[Figure data in JSON]
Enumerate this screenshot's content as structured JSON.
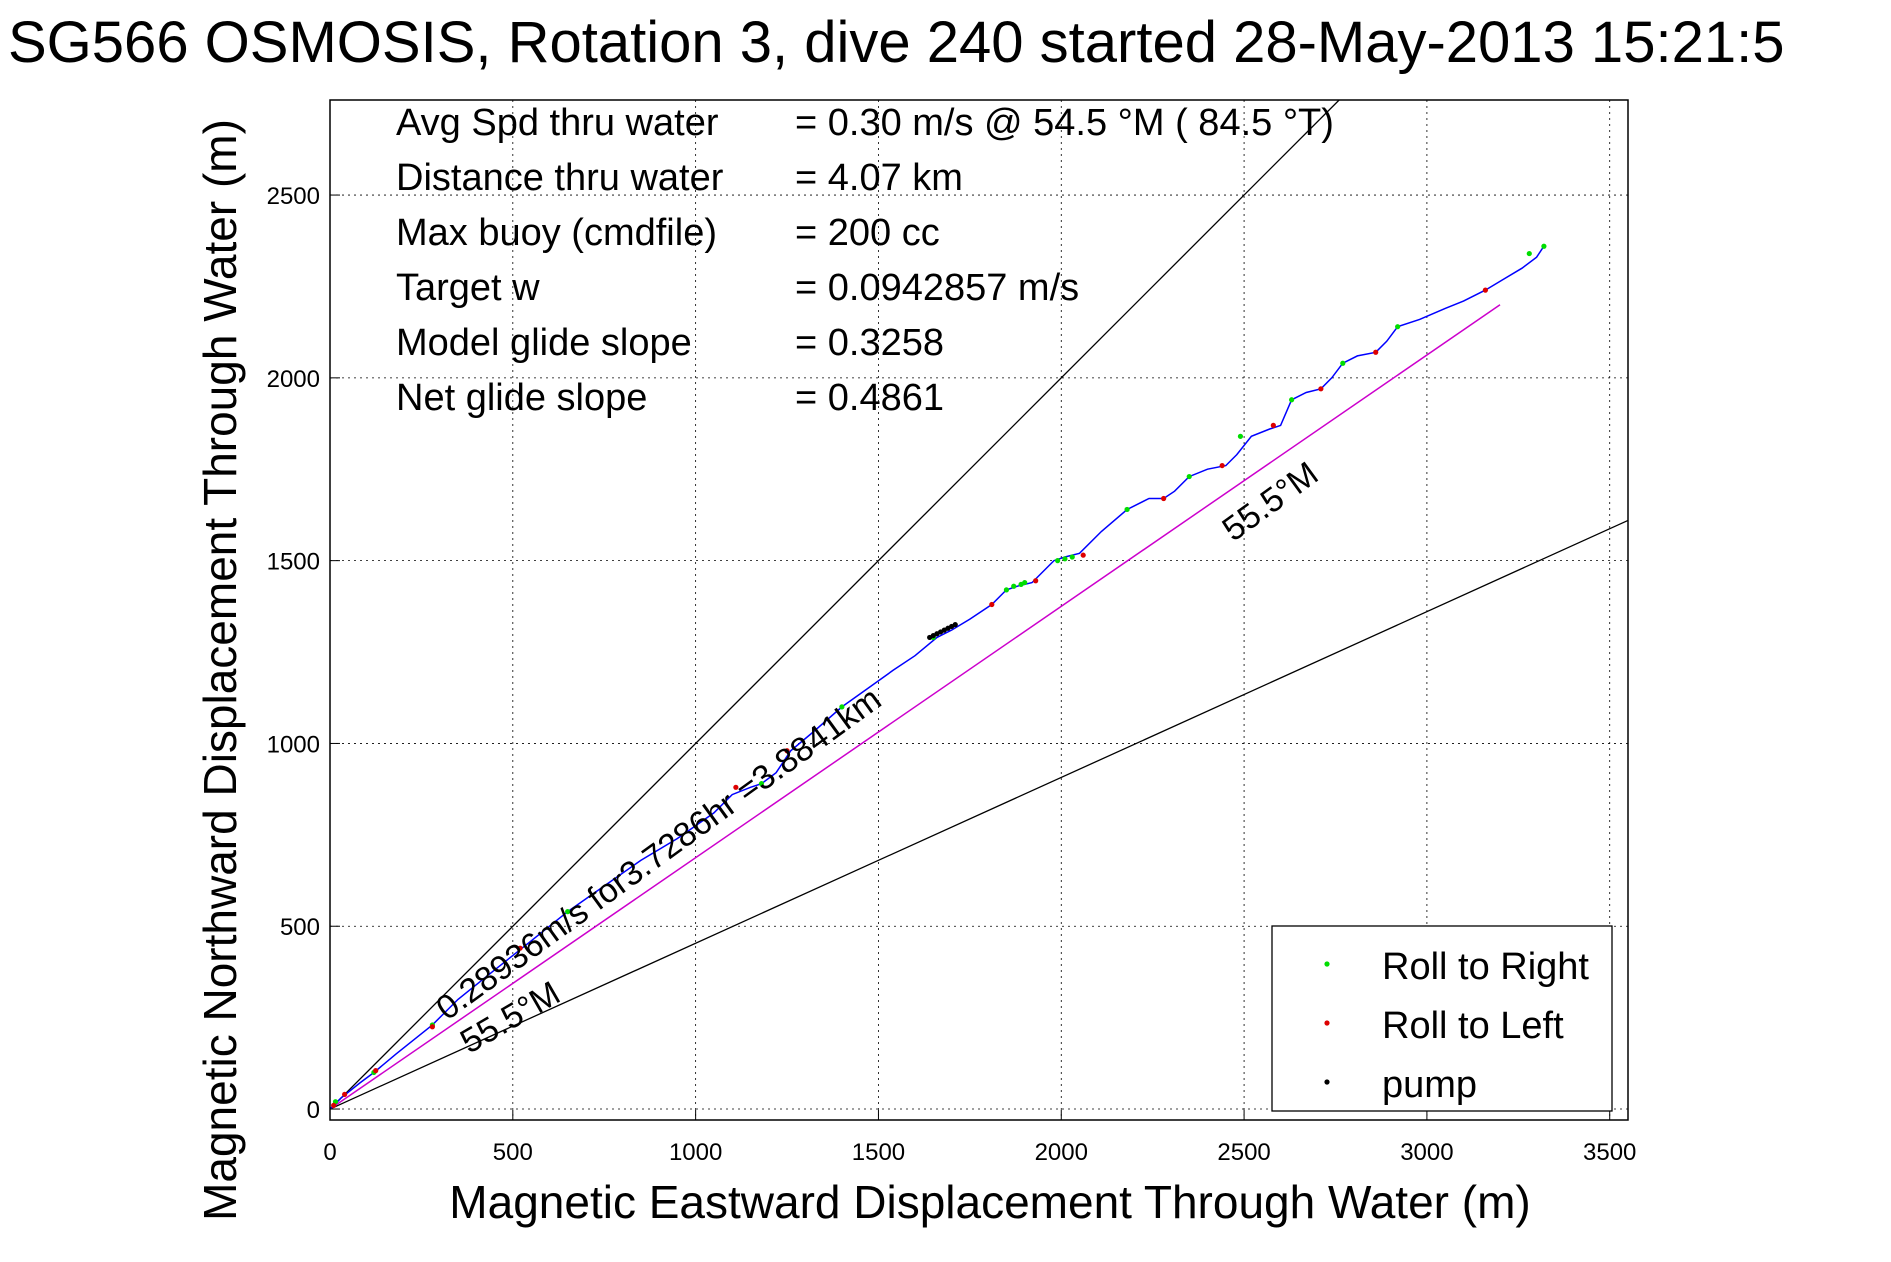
{
  "chart_data": {
    "type": "line",
    "title": "SG566 OSMOSIS, Rotation 3, dive 240 started 28-May-2013 15:21:5",
    "xlabel": "Magnetic Eastward Displacement Through Water (m)",
    "ylabel": "Magnetic Northward Displacement Through Water (m)",
    "xlim": [
      0,
      3550
    ],
    "ylim": [
      -30,
      2760
    ],
    "x_ticks": [
      0,
      500,
      1000,
      1500,
      2000,
      2500,
      3000,
      3500
    ],
    "y_ticks": [
      0,
      500,
      1000,
      1500,
      2000,
      2500
    ],
    "grid": true,
    "stats": [
      {
        "label": "Avg Spd thru water",
        "value": "=  0.30 m/s @  54.5 °M ( 84.5 °T)"
      },
      {
        "label": "Distance thru water",
        "value": "=  4.07 km"
      },
      {
        "label": "Max buoy (cmdfile)",
        "value": "= 200 cc"
      },
      {
        "label": "Target w",
        "value": "= 0.0942857 m/s"
      },
      {
        "label": "Model glide slope",
        "value": "= 0.3258"
      },
      {
        "label": "Net glide slope",
        "value": "= 0.4861"
      }
    ],
    "annotations": {
      "track_label": "0.28936m/s for3.7286hr =3.8841km",
      "heading_label_upper": "55.5°M",
      "heading_label_lower": "55.5°M"
    },
    "reference_lines": {
      "upper_bound_end": [
        2760,
        2760
      ],
      "lower_bound_end": [
        3550,
        1610
      ],
      "heading_line_end": [
        3200,
        2200
      ]
    },
    "series": [
      {
        "name": "track",
        "color": "#0000ff",
        "x": [
          0,
          30,
          80,
          120,
          180,
          230,
          280,
          350,
          450,
          550,
          650,
          750,
          850,
          950,
          1050,
          1100,
          1150,
          1180,
          1220,
          1260,
          1320,
          1400,
          1470,
          1540,
          1600,
          1660,
          1700,
          1750,
          1810,
          1850,
          1880,
          1920,
          1950,
          1980,
          2010,
          2050,
          2110,
          2180,
          2240,
          2280,
          2310,
          2350,
          2400,
          2450,
          2480,
          2520,
          2570,
          2600,
          2630,
          2670,
          2710,
          2740,
          2770,
          2810,
          2860,
          2890,
          2920,
          2980,
          3050,
          3100,
          3160,
          3210,
          3260,
          3300,
          3320
        ],
        "y": [
          0,
          30,
          70,
          100,
          150,
          190,
          230,
          300,
          380,
          460,
          540,
          610,
          680,
          740,
          810,
          860,
          880,
          890,
          920,
          980,
          1030,
          1100,
          1150,
          1200,
          1240,
          1290,
          1310,
          1340,
          1380,
          1420,
          1430,
          1440,
          1470,
          1500,
          1510,
          1520,
          1580,
          1640,
          1670,
          1670,
          1690,
          1730,
          1750,
          1760,
          1790,
          1840,
          1860,
          1870,
          1940,
          1960,
          1970,
          2000,
          2040,
          2060,
          2070,
          2100,
          2140,
          2160,
          2190,
          2210,
          2240,
          2270,
          2300,
          2330,
          2360
        ]
      }
    ],
    "markers": {
      "roll_right": {
        "name": "Roll to Right",
        "color": "#00dd00",
        "x": [
          15,
          120,
          280,
          650,
          1180,
          1400,
          1650,
          1850,
          1870,
          1890,
          1900,
          1990,
          2010,
          2030,
          2180,
          2350,
          2490,
          2630,
          2770,
          2920,
          3280,
          3320
        ],
        "y": [
          20,
          100,
          230,
          540,
          890,
          1100,
          1290,
          1420,
          1430,
          1435,
          1440,
          1500,
          1505,
          1510,
          1640,
          1730,
          1840,
          1940,
          2040,
          2140,
          2340,
          2360
        ]
      },
      "roll_left": {
        "name": "Roll to Left",
        "color": "#dd0000",
        "x": [
          10,
          40,
          125,
          280,
          520,
          1110,
          1250,
          1810,
          1930,
          2060,
          2280,
          2440,
          2580,
          2710,
          2860,
          3160
        ],
        "y": [
          10,
          40,
          105,
          225,
          440,
          880,
          980,
          1380,
          1445,
          1515,
          1670,
          1760,
          1870,
          1970,
          2070,
          2240
        ]
      },
      "pump": {
        "name": "pump",
        "color": "#000000",
        "x": [
          1640,
          1650,
          1660,
          1670,
          1680,
          1690,
          1700,
          1710
        ],
        "y": [
          1290,
          1295,
          1300,
          1305,
          1310,
          1315,
          1320,
          1325
        ]
      }
    },
    "legend": {
      "placement": "bottom-right",
      "entries": [
        "Roll to Right",
        "Roll to Left",
        "pump"
      ]
    }
  }
}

• **What is needed**
Every record above should be written out again without change, except that the pictures are left out.

• **Final result**
Enumerate this screenshot's content as structured JSON.
{
  "chart_data": {
    "type": "line",
    "title": "SG566 OSMOSIS, Rotation 3, dive 240 started 28-May-2013 15:21:5",
    "xlabel": "Magnetic Eastward Displacement Through Water (m)",
    "ylabel": "Magnetic Northward Displacement Through Water (m)",
    "xlim": [
      0,
      3550
    ],
    "ylim": [
      -30,
      2760
    ],
    "x_ticks": [
      0,
      500,
      1000,
      1500,
      2000,
      2500,
      3000,
      3500
    ],
    "y_ticks": [
      0,
      500,
      1000,
      1500,
      2000,
      2500
    ],
    "grid": true,
    "stats": [
      {
        "label": "Avg Spd thru water",
        "value": "=  0.30 m/s @  54.5 °M ( 84.5 °T)"
      },
      {
        "label": "Distance thru water",
        "value": "=  4.07 km"
      },
      {
        "label": "Max buoy (cmdfile)",
        "value": "= 200 cc"
      },
      {
        "label": "Target w",
        "value": "= 0.0942857 m/s"
      },
      {
        "label": "Model glide slope",
        "value": "= 0.3258"
      },
      {
        "label": "Net glide slope",
        "value": "= 0.4861"
      }
    ],
    "annotations": {
      "track_label": "0.28936m/s for3.7286hr =3.8841km",
      "heading_label_upper": "55.5°M",
      "heading_label_lower": "55.5°M"
    },
    "reference_lines": {
      "upper_bound_end": [
        2760,
        2760
      ],
      "lower_bound_end": [
        3550,
        1610
      ],
      "heading_line_end": [
        3200,
        2200
      ]
    },
    "series": [
      {
        "name": "track",
        "color": "#0000ff",
        "x": [
          0,
          30,
          80,
          120,
          180,
          230,
          280,
          350,
          450,
          550,
          650,
          750,
          850,
          950,
          1050,
          1100,
          1150,
          1180,
          1220,
          1260,
          1320,
          1400,
          1470,
          1540,
          1600,
          1660,
          1700,
          1750,
          1810,
          1850,
          1880,
          1920,
          1950,
          1980,
          2010,
          2050,
          2110,
          2180,
          2240,
          2280,
          2310,
          2350,
          2400,
          2450,
          2480,
          2520,
          2570,
          2600,
          2630,
          2670,
          2710,
          2740,
          2770,
          2810,
          2860,
          2890,
          2920,
          2980,
          3050,
          3100,
          3160,
          3210,
          3260,
          3300,
          3320
        ],
        "y": [
          0,
          30,
          70,
          100,
          150,
          190,
          230,
          300,
          380,
          460,
          540,
          610,
          680,
          740,
          810,
          860,
          880,
          890,
          920,
          980,
          1030,
          1100,
          1150,
          1200,
          1240,
          1290,
          1310,
          1340,
          1380,
          1420,
          1430,
          1440,
          1470,
          1500,
          1510,
          1520,
          1580,
          1640,
          1670,
          1670,
          1690,
          1730,
          1750,
          1760,
          1790,
          1840,
          1860,
          1870,
          1940,
          1960,
          1970,
          2000,
          2040,
          2060,
          2070,
          2100,
          2140,
          2160,
          2190,
          2210,
          2240,
          2270,
          2300,
          2330,
          2360
        ]
      }
    ],
    "markers": {
      "roll_right": {
        "name": "Roll to Right",
        "color": "#00dd00",
        "x": [
          15,
          120,
          280,
          650,
          1180,
          1400,
          1650,
          1850,
          1870,
          1890,
          1900,
          1990,
          2010,
          2030,
          2180,
          2350,
          2490,
          2630,
          2770,
          2920,
          3280,
          3320
        ],
        "y": [
          20,
          100,
          230,
          540,
          890,
          1100,
          1290,
          1420,
          1430,
          1435,
          1440,
          1500,
          1505,
          1510,
          1640,
          1730,
          1840,
          1940,
          2040,
          2140,
          2340,
          2360
        ]
      },
      "roll_left": {
        "name": "Roll to Left",
        "color": "#dd0000",
        "x": [
          10,
          40,
          125,
          280,
          520,
          1110,
          1250,
          1810,
          1930,
          2060,
          2280,
          2440,
          2580,
          2710,
          2860,
          3160
        ],
        "y": [
          10,
          40,
          105,
          225,
          440,
          880,
          980,
          1380,
          1445,
          1515,
          1670,
          1760,
          1870,
          1970,
          2070,
          2240
        ]
      },
      "pump": {
        "name": "pump",
        "color": "#000000",
        "x": [
          1640,
          1650,
          1660,
          1670,
          1680,
          1690,
          1700,
          1710
        ],
        "y": [
          1290,
          1295,
          1300,
          1305,
          1310,
          1315,
          1320,
          1325
        ]
      }
    },
    "legend": {
      "placement": "bottom-right",
      "entries": [
        "Roll to Right",
        "Roll to Left",
        "pump"
      ]
    }
  }
}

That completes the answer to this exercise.